[Annotated items]

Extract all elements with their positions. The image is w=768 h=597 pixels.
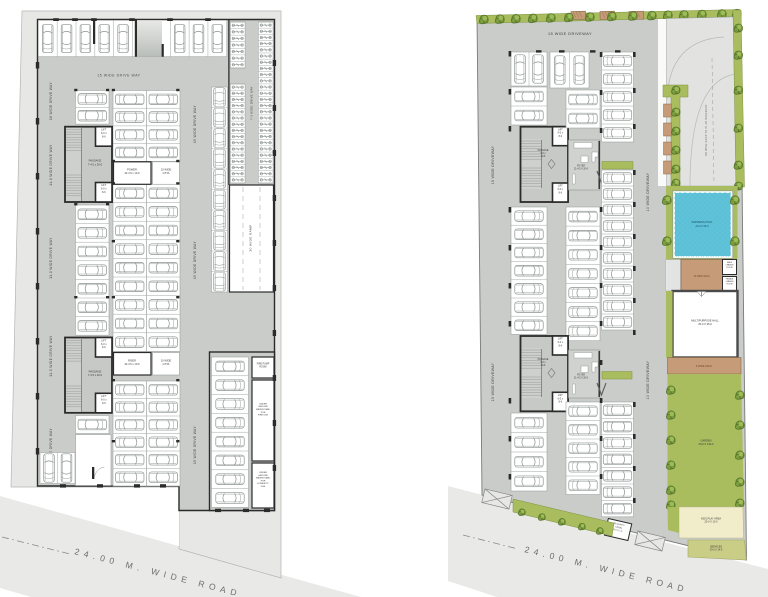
svg-text:ROOM: ROOM xyxy=(259,367,266,369)
svg-text:8-6: 8-6 xyxy=(102,346,106,349)
svg-text:GARDEN: GARDEN xyxy=(700,438,711,442)
svg-text:11-0 WIDE DRIVE WAY: 11-0 WIDE DRIVE WAY xyxy=(49,144,53,186)
svg-text:10-4.5 x 10-6: 10-4.5 x 10-6 xyxy=(124,362,140,366)
svg-text:GROUND: GROUND xyxy=(258,475,268,477)
svg-text:11-0 WIDE DRIVE WAY: 11-0 WIDE DRIVE WAY xyxy=(49,237,53,279)
svg-text:7-3 WIDE DRIVE WAY: 7-3 WIDE DRIVE WAY xyxy=(250,86,254,120)
svg-text:29-0 X 140-0: 29-0 X 140-0 xyxy=(699,442,715,446)
svg-text:FOR: FOR xyxy=(261,412,266,414)
svg-text:21-4.5 X 20-6: 21-4.5 X 20-6 xyxy=(574,378,589,380)
svg-text:FOYER: FOYER xyxy=(577,374,585,376)
svg-text:20-0 X 25-0: 20-0 X 25-0 xyxy=(695,225,709,228)
svg-text:FIRE USE: FIRE USE xyxy=(258,415,269,417)
svg-text:10-6: 10-6 xyxy=(541,365,546,367)
svg-text:30 WIDE RAMP: 30 WIDE RAMP xyxy=(249,225,253,252)
svg-text:FOR: FOR xyxy=(261,480,266,482)
svg-text:ROOM: ROOM xyxy=(727,283,733,285)
svg-text:20-0 X 13-0: 20-0 X 13-0 xyxy=(704,521,718,524)
svg-text:6M WIDE RAMP TO P1-02 BASEMENT: 6M WIDE RAMP TO P1-02 BASEMENT xyxy=(705,104,708,156)
svg-text:MULTIPURPOSE HALL: MULTIPURPOSE HALL xyxy=(691,318,719,322)
svg-text:15 WIDE DRIVEWAY: 15 WIDE DRIVEWAY xyxy=(491,145,495,184)
svg-text:ROOM: ROOM xyxy=(727,267,733,269)
svg-text:RISER: RISER xyxy=(128,358,136,362)
svg-text:FOYER: FOYER xyxy=(577,165,585,167)
svg-text:15 WIDE DRIVE WAY: 15 WIDE DRIVE WAY xyxy=(97,74,140,78)
svg-text:UNDER: UNDER xyxy=(259,403,267,405)
svg-text:PASSAGE: PASSAGE xyxy=(538,149,549,152)
svg-text:25-0 X 35-0: 25-0 X 35-0 xyxy=(698,322,712,326)
svg-text:FIRE PUMP: FIRE PUMP xyxy=(257,363,270,365)
svg-text:POWER: POWER xyxy=(127,167,137,171)
svg-text:DOMESTIC: DOMESTIC xyxy=(257,483,269,485)
svg-text:GTTA: GTTA xyxy=(163,362,170,366)
svg-text:10 WIDE: 10 WIDE xyxy=(161,167,172,171)
svg-text:PASSAGE: PASSAGE xyxy=(89,370,102,374)
svg-text:16 WIDE DRIVE WAY: 16 WIDE DRIVE WAY xyxy=(49,82,53,120)
svg-text:USE: USE xyxy=(261,486,266,488)
svg-text:SWIMMING POOL: SWIMMING POOL xyxy=(692,221,714,224)
svg-text:29-0 X 14-0: 29-0 X 14-0 xyxy=(710,549,723,552)
svg-text:PASSAGE: PASSAGE xyxy=(538,358,549,361)
svg-text:PASSAGE: PASSAGE xyxy=(89,159,102,163)
svg-text:7-4.5 x 20-0: 7-4.5 x 20-0 xyxy=(88,162,103,166)
svg-text:10 WIDE: 10 WIDE xyxy=(161,358,172,362)
svg-text:WATER TANK: WATER TANK xyxy=(256,477,270,480)
svg-text:8-6: 8-6 xyxy=(102,402,106,405)
svg-text:11-0 WIDE DRIVE WAY: 11-0 WIDE DRIVE WAY xyxy=(49,335,53,377)
svg-text:10-6: 10-6 xyxy=(541,156,546,158)
svg-text:5-0 x: 5-0 x xyxy=(540,362,546,364)
svg-text:8 WIDE DECK: 8 WIDE DECK xyxy=(696,365,713,368)
svg-text:5-0 x: 5-0 x xyxy=(540,153,546,155)
svg-text:15 WIDE DRIVE WAY: 15 WIDE DRIVE WAY xyxy=(193,426,197,464)
svg-text:10 WIDE WALK: 10 WIDE WALK xyxy=(694,275,711,278)
svg-text:15 WIDE DRIVEWAY: 15 WIDE DRIVEWAY xyxy=(491,362,495,401)
svg-text:15 WIDE DRIVE WAY: 15 WIDE DRIVE WAY xyxy=(193,105,197,143)
svg-text:7-4.5 x 20-0: 7-4.5 x 20-0 xyxy=(88,373,103,377)
svg-text:21-4.5 X 20-6: 21-4.5 X 20-6 xyxy=(574,169,589,171)
svg-text:10-4.5 x 10-6: 10-4.5 x 10-6 xyxy=(124,171,140,175)
svg-text:8-6: 8-6 xyxy=(102,135,106,138)
svg-text:10 WIDE DRIVEWAY: 10 WIDE DRIVEWAY xyxy=(646,172,650,211)
svg-text:GROUND: GROUND xyxy=(258,406,268,408)
svg-text:UNDER: UNDER xyxy=(259,472,267,474)
svg-text:15 WIDE DRIVE WAY: 15 WIDE DRIVE WAY xyxy=(193,241,197,279)
svg-text:10 WIDE DRIVEWAY: 10 WIDE DRIVEWAY xyxy=(646,360,650,399)
svg-text:15 WIDE DRIVEWAY: 15 WIDE DRIVEWAY xyxy=(548,32,592,36)
svg-text:GTTA: GTTA xyxy=(163,171,170,175)
svg-text:8-6: 8-6 xyxy=(102,191,106,194)
svg-text:WATER TANK: WATER TANK xyxy=(256,408,270,411)
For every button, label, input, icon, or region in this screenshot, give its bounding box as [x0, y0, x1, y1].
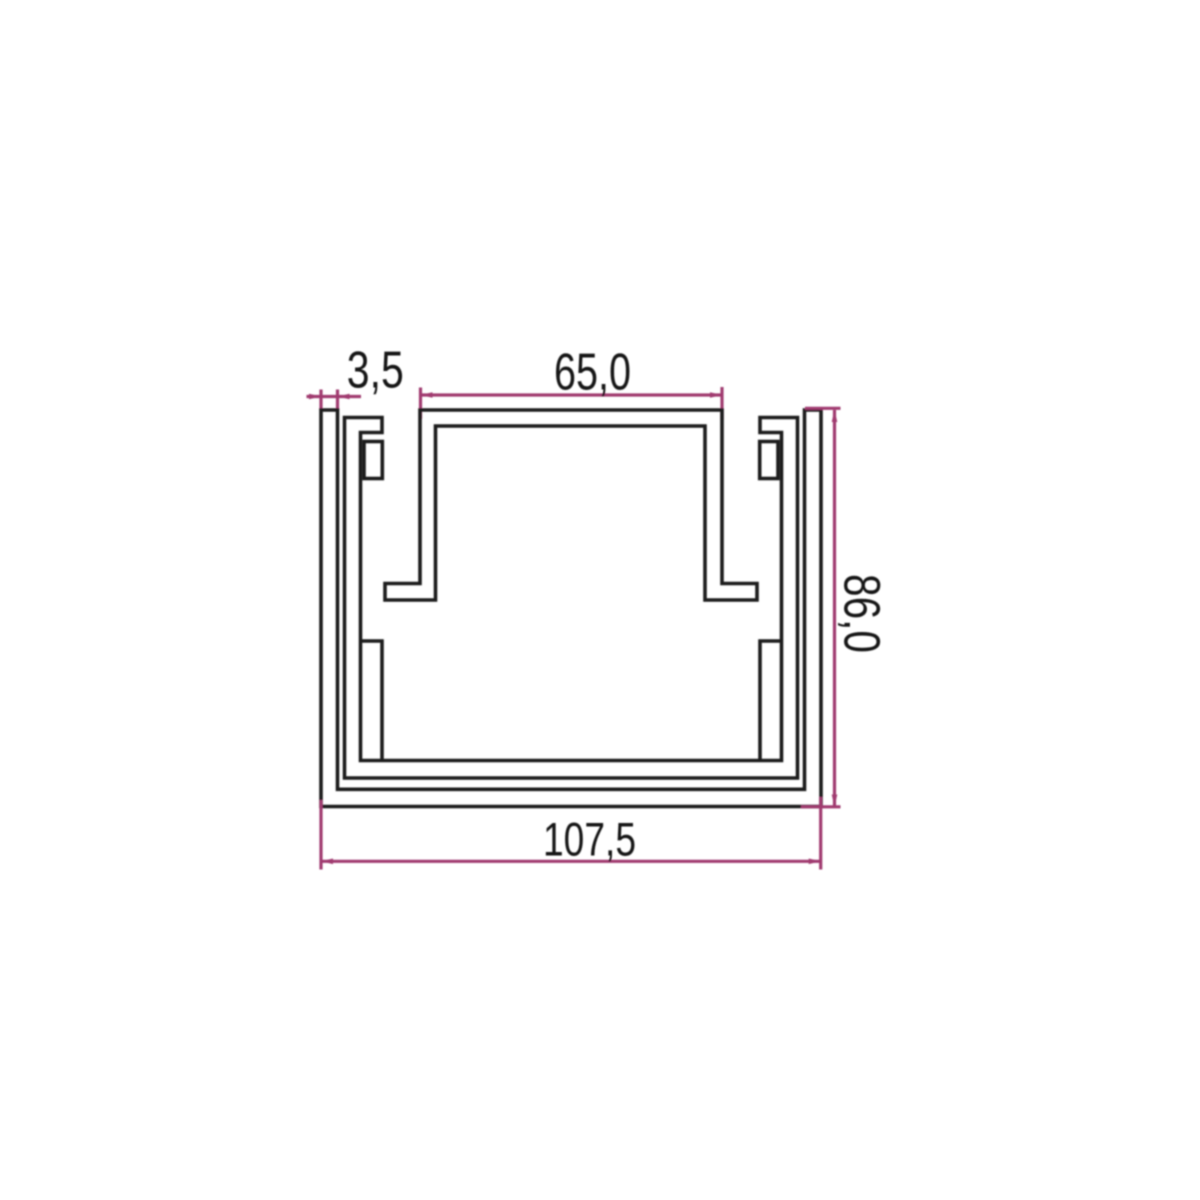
svg-text:65,0: 65,0 [554, 344, 631, 402]
svg-text:86,0: 86,0 [834, 574, 891, 653]
svg-text:107,5: 107,5 [543, 813, 636, 866]
svg-text:3,5: 3,5 [347, 342, 404, 400]
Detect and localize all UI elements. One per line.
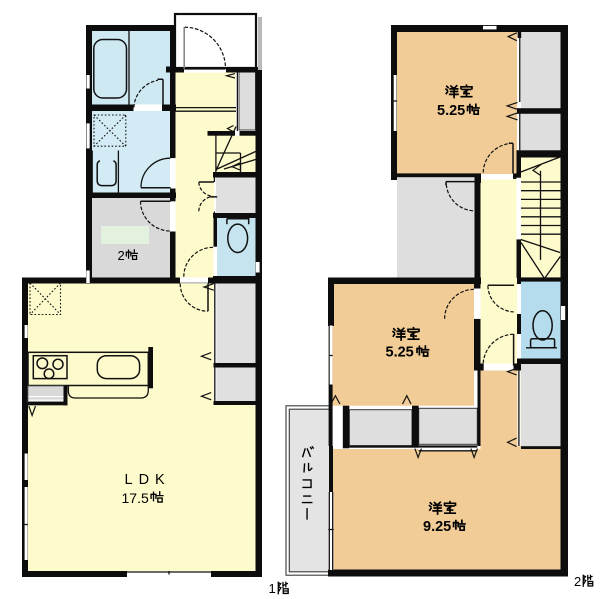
- svg-text:9.25: 9.25: [423, 519, 451, 535]
- svg-text:1: 1: [269, 581, 276, 596]
- svg-text:5.25: 5.25: [437, 103, 465, 119]
- svg-text:5.25: 5.25: [386, 345, 414, 361]
- svg-text:2: 2: [574, 574, 581, 589]
- svg-text:2: 2: [118, 248, 125, 263]
- svg-text:LDK: LDK: [125, 472, 171, 488]
- svg-text:17.5: 17.5: [122, 490, 149, 506]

> [THE TASK]:
Convert every line of the items above into a single numbered list, skipping blank lines and leaving out the pictures.

> [RESULT OF THIS EXERCISE]:
1. Extract all elements with their positions. The image is w=768 h=597 pixels.
2. svg-text:ROOM: ROOM xyxy=(259,367,266,369)
3. svg-text:8-6: 8-6 xyxy=(102,346,106,349)
4. svg-text:GARDEN: GARDEN xyxy=(700,438,711,442)
5. svg-text:11-0 WIDE DRIVE WAY: 11-0 WIDE DRIVE WAY xyxy=(49,144,53,186)
6. svg-text:10-4.5 x 10-6: 10-4.5 x 10-6 xyxy=(124,362,140,366)
7. svg-text:GROUND: GROUND xyxy=(258,475,268,477)
8. svg-text:11-0 WIDE DRIVE WAY: 11-0 WIDE DRIVE WAY xyxy=(49,237,53,279)
9. svg-text:7-3 WIDE DRIVE WAY: 7-3 WIDE DRIVE WAY xyxy=(250,86,254,120)
10. svg-text:29-0 X 140-0: 29-0 X 140-0 xyxy=(699,442,715,446)
11. svg-text:FOR: FOR xyxy=(261,412,266,414)
12. svg-text:21-4.5 X 20-6: 21-4.5 X 20-6 xyxy=(574,378,589,380)
13. svg-text:FOYER: FOYER xyxy=(577,374,585,376)
14. svg-text:20-0 X 25-0: 20-0 X 25-0 xyxy=(695,225,709,228)
15. svg-text:FIRE USE: FIRE USE xyxy=(258,415,269,417)
16. svg-text:10-6: 10-6 xyxy=(541,365,546,367)
17. svg-text:30 WIDE RAMP: 30 WIDE RAMP xyxy=(249,225,253,252)
18. svg-text:FOR: FOR xyxy=(261,480,266,482)
19. svg-text:ROOM: ROOM xyxy=(727,283,733,285)
20. svg-text:20-0 X 13-0: 20-0 X 13-0 xyxy=(704,521,718,524)
21. svg-text:6M WIDE RAMP TO P1-02 BASEMENT: 6M WIDE RAMP TO P1-02 BASEMENT xyxy=(705,104,708,156)
22. svg-text:MULTIPURPOSE HALL: MULTIPURPOSE HALL xyxy=(691,318,719,322)
23. svg-text:15 WIDE DRIVEWAY: 15 WIDE DRIVEWAY xyxy=(491,145,495,184)
24. svg-text:ROOM: ROOM xyxy=(727,267,733,269)
25. svg-text:RISER: RISER xyxy=(128,358,136,362)
26. svg-text:FOYER: FOYER xyxy=(577,165,585,167)
27. svg-text:15 WIDE DRIVE WAY: 15 WIDE DRIVE WAY xyxy=(97,74,140,78)
28. svg-text:UNDER: UNDER xyxy=(259,403,267,405)
29. svg-text:PASSAGE: PASSAGE xyxy=(538,149,549,152)
30. svg-text:25-0 X 35-0: 25-0 X 35-0 xyxy=(698,322,712,326)
31. svg-text:FIRE PUMP: FIRE PUMP xyxy=(257,363,270,365)
32. svg-text:POWER: POWER xyxy=(127,167,137,171)
33. svg-text:DOMESTIC: DOMESTIC xyxy=(257,483,269,485)
34. svg-text:GTTA: GTTA xyxy=(163,362,170,366)
35. svg-text:10 WIDE: 10 WIDE xyxy=(161,167,172,171)
36. svg-text:PASSAGE: PASSAGE xyxy=(89,370,102,374)
37. svg-text:16 WIDE DRIVE WAY: 16 WIDE DRIVE WAY xyxy=(49,82,53,120)
38. svg-text:USE: USE xyxy=(261,486,266,488)
39. svg-text:SWIMMING POOL: SWIMMING POOL xyxy=(692,221,714,224)
40. svg-text:29-0 X 14-0: 29-0 X 14-0 xyxy=(710,549,723,552)
41. svg-text:PASSAGE: PASSAGE xyxy=(538,358,549,361)
42. svg-text:PASSAGE: PASSAGE xyxy=(89,159,102,163)
43. svg-text:7-4.5 x 20-0: 7-4.5 x 20-0 xyxy=(88,162,103,166)
44. svg-text:10 WIDE: 10 WIDE xyxy=(161,358,172,362)
45. svg-text:WATER TANK: WATER TANK xyxy=(256,477,270,480)
46. svg-text:8-6: 8-6 xyxy=(102,402,106,405)
47. svg-text:11-0 WIDE DRIVE WAY: 11-0 WIDE DRIVE WAY xyxy=(49,335,53,377)
48. svg-text:10-6: 10-6 xyxy=(541,156,546,158)
49. svg-text:5-0 x: 5-0 x xyxy=(540,362,546,364)
50. svg-text:8 WIDE DECK: 8 WIDE DECK xyxy=(696,365,713,368)
51. svg-text:5-0 x: 5-0 x xyxy=(540,153,546,155)
52. svg-text:15 WIDE DRIVE WAY: 15 WIDE DRIVE WAY xyxy=(193,426,197,464)
53. svg-text:10 WIDE WALK: 10 WIDE WALK xyxy=(694,275,711,278)
54. svg-text:15 WIDE DRIVEWAY: 15 WIDE DRIVEWAY xyxy=(491,362,495,401)
55. svg-text:15 WIDE DRIVE WAY: 15 WIDE DRIVE WAY xyxy=(193,105,197,143)
56. svg-text:7-4.5 x 20-0: 7-4.5 x 20-0 xyxy=(88,373,103,377)
57. svg-text:21-4.5 X 20-6: 21-4.5 X 20-6 xyxy=(574,169,589,171)
58. svg-text:10-4.5 x 10-6: 10-4.5 x 10-6 xyxy=(124,171,140,175)
59. svg-text:8-6: 8-6 xyxy=(102,135,106,138)
60. svg-text:10 WIDE DRIVEWAY: 10 WIDE DRIVEWAY xyxy=(646,172,650,211)
61. svg-text:GROUND: GROUND xyxy=(258,406,268,408)
62. svg-text:UNDER: UNDER xyxy=(259,472,267,474)
63. svg-text:15 WIDE DRIVE WAY: 15 WIDE DRIVE WAY xyxy=(193,241,197,279)
64. svg-text:10 WIDE DRIVEWAY: 10 WIDE DRIVEWAY xyxy=(646,360,650,399)
65. svg-text:15 WIDE DRIVEWAY: 15 WIDE DRIVEWAY xyxy=(548,32,592,36)
66. svg-text:GTTA: GTTA xyxy=(163,171,170,175)
67. svg-text:8-6: 8-6 xyxy=(102,191,106,194)
68. svg-text:WATER TANK: WATER TANK xyxy=(256,408,270,411)
69. For every button, label, input, icon, or region in this screenshot, give its bounding box as [x0, y0, x1, y1].
70. svg-text:65,0: 65,0 [554, 344, 631, 402]
71. svg-text:86,0: 86,0 [834, 574, 891, 653]
72. svg-text:107,5: 107,5 [543, 813, 636, 866]
73. svg-text:3,5: 3,5 [347, 342, 404, 400]
74. Detect and localize all UI elements. One per line.
75. - svg-text:9.25: 9.25: [423, 519, 451, 535]
76. - svg-text:1: 1: [269, 581, 276, 596]
77. - svg-text:5.25: 5.25: [437, 103, 465, 119]
78. - svg-text:5.25: 5.25: [386, 345, 414, 361]
79. - svg-text:2: 2: [574, 574, 581, 589]
80. - svg-text:2: 2: [118, 248, 125, 263]
81. - svg-text:LDK: LDK: [125, 472, 171, 488]
82. - svg-text:17.5: 17.5: [122, 490, 149, 506]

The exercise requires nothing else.